BEGIN RECORDS
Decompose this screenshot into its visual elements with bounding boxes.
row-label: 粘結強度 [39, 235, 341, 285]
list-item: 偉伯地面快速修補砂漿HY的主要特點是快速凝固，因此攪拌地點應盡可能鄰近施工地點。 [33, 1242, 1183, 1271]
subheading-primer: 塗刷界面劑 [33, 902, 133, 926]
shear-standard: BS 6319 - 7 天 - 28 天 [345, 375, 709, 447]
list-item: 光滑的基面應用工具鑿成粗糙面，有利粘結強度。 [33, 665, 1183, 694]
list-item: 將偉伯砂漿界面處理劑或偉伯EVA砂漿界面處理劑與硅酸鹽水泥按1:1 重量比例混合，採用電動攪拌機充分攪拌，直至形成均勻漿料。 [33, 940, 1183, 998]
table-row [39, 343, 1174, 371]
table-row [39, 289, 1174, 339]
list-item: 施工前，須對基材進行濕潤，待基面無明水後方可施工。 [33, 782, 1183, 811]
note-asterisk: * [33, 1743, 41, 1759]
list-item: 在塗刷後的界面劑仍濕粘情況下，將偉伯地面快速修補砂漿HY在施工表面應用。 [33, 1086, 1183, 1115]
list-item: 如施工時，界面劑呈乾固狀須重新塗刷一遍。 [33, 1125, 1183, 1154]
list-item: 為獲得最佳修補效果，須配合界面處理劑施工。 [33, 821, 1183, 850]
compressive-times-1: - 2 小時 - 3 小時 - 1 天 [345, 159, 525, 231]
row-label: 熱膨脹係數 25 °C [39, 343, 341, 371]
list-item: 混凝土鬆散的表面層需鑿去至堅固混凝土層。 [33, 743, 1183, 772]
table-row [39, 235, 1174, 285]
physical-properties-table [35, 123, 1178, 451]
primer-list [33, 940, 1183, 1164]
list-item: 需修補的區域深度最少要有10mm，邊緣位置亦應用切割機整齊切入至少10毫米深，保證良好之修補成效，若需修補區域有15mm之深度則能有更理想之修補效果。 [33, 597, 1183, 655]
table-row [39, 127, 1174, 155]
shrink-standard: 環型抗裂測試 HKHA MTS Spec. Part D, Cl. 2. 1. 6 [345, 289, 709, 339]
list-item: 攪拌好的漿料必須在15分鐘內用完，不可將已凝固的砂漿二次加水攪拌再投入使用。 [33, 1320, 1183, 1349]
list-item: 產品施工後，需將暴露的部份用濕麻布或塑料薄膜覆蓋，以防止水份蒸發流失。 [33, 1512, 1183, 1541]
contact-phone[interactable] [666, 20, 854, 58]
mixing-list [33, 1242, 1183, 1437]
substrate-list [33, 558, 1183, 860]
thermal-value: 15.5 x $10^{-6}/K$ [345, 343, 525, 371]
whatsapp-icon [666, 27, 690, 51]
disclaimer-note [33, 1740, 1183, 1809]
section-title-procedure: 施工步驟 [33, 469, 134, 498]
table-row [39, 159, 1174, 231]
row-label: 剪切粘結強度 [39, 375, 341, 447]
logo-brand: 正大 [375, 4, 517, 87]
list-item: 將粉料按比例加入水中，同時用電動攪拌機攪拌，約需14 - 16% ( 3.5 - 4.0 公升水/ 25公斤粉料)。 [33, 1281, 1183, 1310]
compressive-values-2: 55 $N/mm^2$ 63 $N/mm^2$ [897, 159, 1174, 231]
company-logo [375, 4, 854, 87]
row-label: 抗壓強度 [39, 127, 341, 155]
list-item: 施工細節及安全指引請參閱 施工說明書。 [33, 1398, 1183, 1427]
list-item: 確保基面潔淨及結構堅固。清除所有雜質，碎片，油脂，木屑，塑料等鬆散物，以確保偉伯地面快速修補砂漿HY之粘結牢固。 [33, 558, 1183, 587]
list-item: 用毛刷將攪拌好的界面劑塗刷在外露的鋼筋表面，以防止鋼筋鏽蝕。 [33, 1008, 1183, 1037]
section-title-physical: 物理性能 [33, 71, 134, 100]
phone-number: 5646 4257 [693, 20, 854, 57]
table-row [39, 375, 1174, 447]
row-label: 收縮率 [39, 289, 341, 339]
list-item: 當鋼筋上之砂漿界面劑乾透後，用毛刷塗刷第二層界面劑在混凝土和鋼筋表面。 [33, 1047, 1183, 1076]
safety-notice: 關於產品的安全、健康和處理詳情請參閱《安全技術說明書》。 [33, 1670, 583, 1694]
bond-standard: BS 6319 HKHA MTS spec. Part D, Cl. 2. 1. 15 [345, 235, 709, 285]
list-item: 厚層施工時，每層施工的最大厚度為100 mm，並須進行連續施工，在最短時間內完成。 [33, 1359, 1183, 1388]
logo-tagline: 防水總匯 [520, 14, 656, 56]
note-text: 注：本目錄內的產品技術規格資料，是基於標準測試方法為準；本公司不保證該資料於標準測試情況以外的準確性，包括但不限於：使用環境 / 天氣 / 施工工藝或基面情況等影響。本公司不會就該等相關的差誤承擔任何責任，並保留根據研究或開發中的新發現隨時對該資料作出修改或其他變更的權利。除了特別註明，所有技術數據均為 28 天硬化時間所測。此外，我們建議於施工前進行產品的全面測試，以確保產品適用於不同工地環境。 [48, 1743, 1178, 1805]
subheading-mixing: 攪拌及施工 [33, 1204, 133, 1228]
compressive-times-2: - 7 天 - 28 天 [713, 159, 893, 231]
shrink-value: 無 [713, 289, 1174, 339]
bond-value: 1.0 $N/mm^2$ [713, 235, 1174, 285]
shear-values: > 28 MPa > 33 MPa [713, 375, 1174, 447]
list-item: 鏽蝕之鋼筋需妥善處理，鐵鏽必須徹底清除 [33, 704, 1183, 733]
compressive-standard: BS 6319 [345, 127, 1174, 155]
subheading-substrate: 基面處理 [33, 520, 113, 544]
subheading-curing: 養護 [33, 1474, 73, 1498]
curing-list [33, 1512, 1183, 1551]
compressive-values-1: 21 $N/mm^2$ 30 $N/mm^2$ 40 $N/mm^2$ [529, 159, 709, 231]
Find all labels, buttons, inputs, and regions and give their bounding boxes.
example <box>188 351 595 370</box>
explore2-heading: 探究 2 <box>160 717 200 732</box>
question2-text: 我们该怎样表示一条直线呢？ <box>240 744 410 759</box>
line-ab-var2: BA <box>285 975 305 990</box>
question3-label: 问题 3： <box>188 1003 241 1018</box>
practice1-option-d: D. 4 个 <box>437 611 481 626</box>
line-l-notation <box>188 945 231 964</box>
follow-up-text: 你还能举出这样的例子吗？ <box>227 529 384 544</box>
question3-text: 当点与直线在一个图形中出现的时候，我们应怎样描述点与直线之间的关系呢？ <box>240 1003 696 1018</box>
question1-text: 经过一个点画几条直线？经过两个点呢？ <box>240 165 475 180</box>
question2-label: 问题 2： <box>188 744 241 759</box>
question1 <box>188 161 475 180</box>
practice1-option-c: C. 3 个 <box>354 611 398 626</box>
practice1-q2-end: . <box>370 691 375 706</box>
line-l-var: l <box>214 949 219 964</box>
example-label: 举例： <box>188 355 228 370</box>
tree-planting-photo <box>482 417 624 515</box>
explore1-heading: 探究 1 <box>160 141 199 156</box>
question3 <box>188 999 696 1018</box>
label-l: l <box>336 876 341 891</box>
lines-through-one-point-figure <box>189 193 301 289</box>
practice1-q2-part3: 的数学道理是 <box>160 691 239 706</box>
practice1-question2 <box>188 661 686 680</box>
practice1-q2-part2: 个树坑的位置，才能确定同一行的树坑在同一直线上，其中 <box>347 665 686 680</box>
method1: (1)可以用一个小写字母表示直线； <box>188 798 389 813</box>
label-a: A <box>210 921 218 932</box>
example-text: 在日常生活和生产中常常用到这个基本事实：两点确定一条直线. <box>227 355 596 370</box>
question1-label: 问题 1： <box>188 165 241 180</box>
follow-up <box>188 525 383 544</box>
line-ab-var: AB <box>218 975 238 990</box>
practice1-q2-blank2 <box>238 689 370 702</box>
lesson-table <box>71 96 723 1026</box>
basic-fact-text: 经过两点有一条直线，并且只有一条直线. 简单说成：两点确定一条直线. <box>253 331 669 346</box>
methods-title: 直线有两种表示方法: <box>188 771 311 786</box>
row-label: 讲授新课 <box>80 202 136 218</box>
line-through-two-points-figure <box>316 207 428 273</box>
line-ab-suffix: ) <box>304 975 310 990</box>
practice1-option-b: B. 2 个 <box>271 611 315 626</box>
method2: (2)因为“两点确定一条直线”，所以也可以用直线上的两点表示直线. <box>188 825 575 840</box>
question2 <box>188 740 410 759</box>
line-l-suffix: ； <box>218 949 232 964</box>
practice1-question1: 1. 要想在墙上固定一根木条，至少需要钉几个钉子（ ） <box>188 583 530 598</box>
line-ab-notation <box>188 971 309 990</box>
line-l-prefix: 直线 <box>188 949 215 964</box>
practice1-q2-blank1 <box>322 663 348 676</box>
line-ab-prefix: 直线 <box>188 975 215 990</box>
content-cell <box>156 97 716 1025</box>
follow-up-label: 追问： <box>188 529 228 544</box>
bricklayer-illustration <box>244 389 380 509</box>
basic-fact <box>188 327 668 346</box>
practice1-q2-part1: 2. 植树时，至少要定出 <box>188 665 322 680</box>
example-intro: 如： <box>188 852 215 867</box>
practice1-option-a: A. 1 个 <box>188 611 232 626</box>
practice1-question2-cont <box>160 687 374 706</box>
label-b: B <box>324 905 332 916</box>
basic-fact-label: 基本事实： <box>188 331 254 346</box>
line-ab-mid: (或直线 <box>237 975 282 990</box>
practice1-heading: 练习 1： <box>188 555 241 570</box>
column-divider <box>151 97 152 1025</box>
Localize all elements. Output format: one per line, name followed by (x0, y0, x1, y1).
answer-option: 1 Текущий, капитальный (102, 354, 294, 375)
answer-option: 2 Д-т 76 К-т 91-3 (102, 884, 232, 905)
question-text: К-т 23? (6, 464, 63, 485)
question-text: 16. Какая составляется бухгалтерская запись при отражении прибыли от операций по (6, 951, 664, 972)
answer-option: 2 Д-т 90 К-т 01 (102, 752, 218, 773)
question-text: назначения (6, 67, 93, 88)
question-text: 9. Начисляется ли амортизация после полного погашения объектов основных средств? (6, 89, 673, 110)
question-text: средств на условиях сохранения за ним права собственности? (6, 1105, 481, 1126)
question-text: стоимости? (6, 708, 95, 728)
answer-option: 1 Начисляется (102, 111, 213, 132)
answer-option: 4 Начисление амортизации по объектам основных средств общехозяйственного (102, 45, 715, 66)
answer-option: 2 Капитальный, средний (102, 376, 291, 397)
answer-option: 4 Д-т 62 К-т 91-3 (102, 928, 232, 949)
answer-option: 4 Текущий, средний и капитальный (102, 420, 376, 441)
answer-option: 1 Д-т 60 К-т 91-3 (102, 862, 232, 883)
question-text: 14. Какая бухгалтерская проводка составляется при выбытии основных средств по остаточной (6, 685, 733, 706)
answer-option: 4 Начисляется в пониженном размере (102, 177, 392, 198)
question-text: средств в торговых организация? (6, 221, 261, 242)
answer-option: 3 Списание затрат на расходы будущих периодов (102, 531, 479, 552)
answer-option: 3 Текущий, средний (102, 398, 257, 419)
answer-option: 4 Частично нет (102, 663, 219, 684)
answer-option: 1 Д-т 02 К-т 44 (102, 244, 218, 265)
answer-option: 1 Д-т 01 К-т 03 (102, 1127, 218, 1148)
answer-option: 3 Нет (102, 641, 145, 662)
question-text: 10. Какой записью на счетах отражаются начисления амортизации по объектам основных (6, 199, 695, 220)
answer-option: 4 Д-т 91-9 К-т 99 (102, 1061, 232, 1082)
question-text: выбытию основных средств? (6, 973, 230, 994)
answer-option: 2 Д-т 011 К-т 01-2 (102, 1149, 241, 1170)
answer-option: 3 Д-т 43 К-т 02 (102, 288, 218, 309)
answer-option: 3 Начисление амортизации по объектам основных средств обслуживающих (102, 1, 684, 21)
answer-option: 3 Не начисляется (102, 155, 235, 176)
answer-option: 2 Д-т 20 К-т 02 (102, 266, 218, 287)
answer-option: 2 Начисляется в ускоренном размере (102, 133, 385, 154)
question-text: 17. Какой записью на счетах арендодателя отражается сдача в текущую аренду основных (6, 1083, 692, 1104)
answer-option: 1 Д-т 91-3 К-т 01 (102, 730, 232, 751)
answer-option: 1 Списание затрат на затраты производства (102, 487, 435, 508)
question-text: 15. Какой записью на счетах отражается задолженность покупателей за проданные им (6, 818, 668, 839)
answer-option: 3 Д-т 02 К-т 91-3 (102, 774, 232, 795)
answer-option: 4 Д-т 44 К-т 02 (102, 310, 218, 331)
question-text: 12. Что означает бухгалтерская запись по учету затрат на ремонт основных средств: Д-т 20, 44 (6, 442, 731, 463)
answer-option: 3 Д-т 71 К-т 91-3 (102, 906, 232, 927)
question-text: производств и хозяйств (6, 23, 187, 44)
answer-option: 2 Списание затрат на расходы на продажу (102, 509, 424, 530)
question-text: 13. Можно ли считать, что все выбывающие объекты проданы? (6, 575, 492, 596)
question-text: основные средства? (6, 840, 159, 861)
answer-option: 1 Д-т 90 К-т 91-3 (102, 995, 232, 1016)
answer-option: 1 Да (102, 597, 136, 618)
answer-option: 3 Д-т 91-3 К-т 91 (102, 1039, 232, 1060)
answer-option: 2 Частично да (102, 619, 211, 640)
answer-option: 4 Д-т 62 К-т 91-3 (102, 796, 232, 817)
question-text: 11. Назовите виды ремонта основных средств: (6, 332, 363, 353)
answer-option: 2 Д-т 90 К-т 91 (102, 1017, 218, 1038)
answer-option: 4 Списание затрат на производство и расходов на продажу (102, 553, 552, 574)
END RECORDS
_EXERCISE DETAILS_:
Starting at the beginning of the material and ending with the line that contains "table-row [39, 343, 1174, 371]", write those lines out again, swapping "list-item" for "bullet-item" and keeping everything else the same.

_COMPLETED TASK_:
Decompose this screenshot into its visual elements with bounding boxes.
row-label: 粘結強度 [39, 235, 341, 285]
bullet-item: 偉伯地面快速修補砂漿HY的主要特點是快速凝固，因此攪拌地點應盡可能鄰近施工地點。 [33, 1242, 1183, 1271]
subheading-primer: 塗刷界面劑 [33, 902, 133, 926]
shear-standard: BS 6319 - 7 天 - 28 天 [345, 375, 709, 447]
bullet-item: 光滑的基面應用工具鑿成粗糙面，有利粘結強度。 [33, 665, 1183, 694]
bullet-item: 將偉伯砂漿界面處理劑或偉伯EVA砂漿界面處理劑與硅酸鹽水泥按1:1 重量比例混合，採用電動攪拌機充分攪拌，直至形成均勻漿料。 [33, 940, 1183, 998]
table-row [39, 343, 1174, 371]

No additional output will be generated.